## Passage
Social Search, Google’s snazzy new feature which
allows users to combine search with social data, has gone down – and according
to a baffled
Mashable, will remain down till early next week. What, Mashable wonders,
could have happened to Social Search that could possibly take that long to
fix?
ON YOUTUBE
…
YouTube has launched a dedicated channel called YouTube
Direct, specifically for citizen journalists to bring their work to a larger
audience. The tool allows media companies to connect
directly with user-reporters, and request and rebroadcast news
clips.
The video-sharing site is also testing a new approach to making
online ads relevant – allowing users to skip
the ones that bore them – with the idea that they will then engage more
deeply with the ones that they do in fact watch.
ON MOBILE …
T-Mobile faces consumer wrath
again this week after it emerged that one of their workers had been selling
customers’ details to a rival company – a major breach of data protection
regulation.
In the first mobile-Twitter deal, Orange have snagged an
agreement with Twitter to let users upload
photos by text, via Snapshot – a custom picture platform developed by
Orange.
73% of marketing execs think mobile is the UK’s ‘most
likely to expand’ medium, says the IAB, whose survey canvassed the opinions
of 100 senior agency reps.

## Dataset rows
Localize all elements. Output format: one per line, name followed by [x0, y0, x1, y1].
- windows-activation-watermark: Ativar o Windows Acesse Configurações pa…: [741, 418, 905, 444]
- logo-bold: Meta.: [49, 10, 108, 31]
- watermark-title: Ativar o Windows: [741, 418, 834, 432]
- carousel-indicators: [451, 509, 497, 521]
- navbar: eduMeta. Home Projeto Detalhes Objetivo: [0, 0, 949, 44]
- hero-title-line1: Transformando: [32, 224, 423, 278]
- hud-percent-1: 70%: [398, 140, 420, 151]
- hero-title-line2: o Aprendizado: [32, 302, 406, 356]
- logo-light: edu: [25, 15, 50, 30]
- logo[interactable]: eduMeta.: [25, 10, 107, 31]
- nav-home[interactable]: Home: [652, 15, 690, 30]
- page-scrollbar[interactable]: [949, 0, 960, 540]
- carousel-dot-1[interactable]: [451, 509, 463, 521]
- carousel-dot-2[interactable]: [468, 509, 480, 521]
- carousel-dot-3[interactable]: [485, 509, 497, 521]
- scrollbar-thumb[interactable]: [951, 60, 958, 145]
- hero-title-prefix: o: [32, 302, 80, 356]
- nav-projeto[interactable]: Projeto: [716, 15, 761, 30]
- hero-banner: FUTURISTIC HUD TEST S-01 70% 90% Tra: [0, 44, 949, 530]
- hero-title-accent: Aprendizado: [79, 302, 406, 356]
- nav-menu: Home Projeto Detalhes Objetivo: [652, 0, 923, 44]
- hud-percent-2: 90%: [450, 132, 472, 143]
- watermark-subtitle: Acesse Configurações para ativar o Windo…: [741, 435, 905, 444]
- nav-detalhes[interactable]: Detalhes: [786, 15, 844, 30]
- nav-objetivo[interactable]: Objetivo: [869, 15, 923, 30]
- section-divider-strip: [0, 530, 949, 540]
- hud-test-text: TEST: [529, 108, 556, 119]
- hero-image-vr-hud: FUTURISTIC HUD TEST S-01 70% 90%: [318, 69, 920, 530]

## Goal
In the news roundup, do these statements agree with the text? Answer yes or no for each, and quote the words that decide it.
1. YouTube Direct is aimed at citizen journalists.
2. Social Search is expected to be working again later the same day.
3. The IAB survey asked 100 senior agency reps for their views.

## Solution to the problem
1. Yes: "specifically for citizen journalists to bring their work to a larger audience"
2. No: "will remain down till early next week"
3. Yes: "whose survey canvassed the opinions of 100 senior agency reps"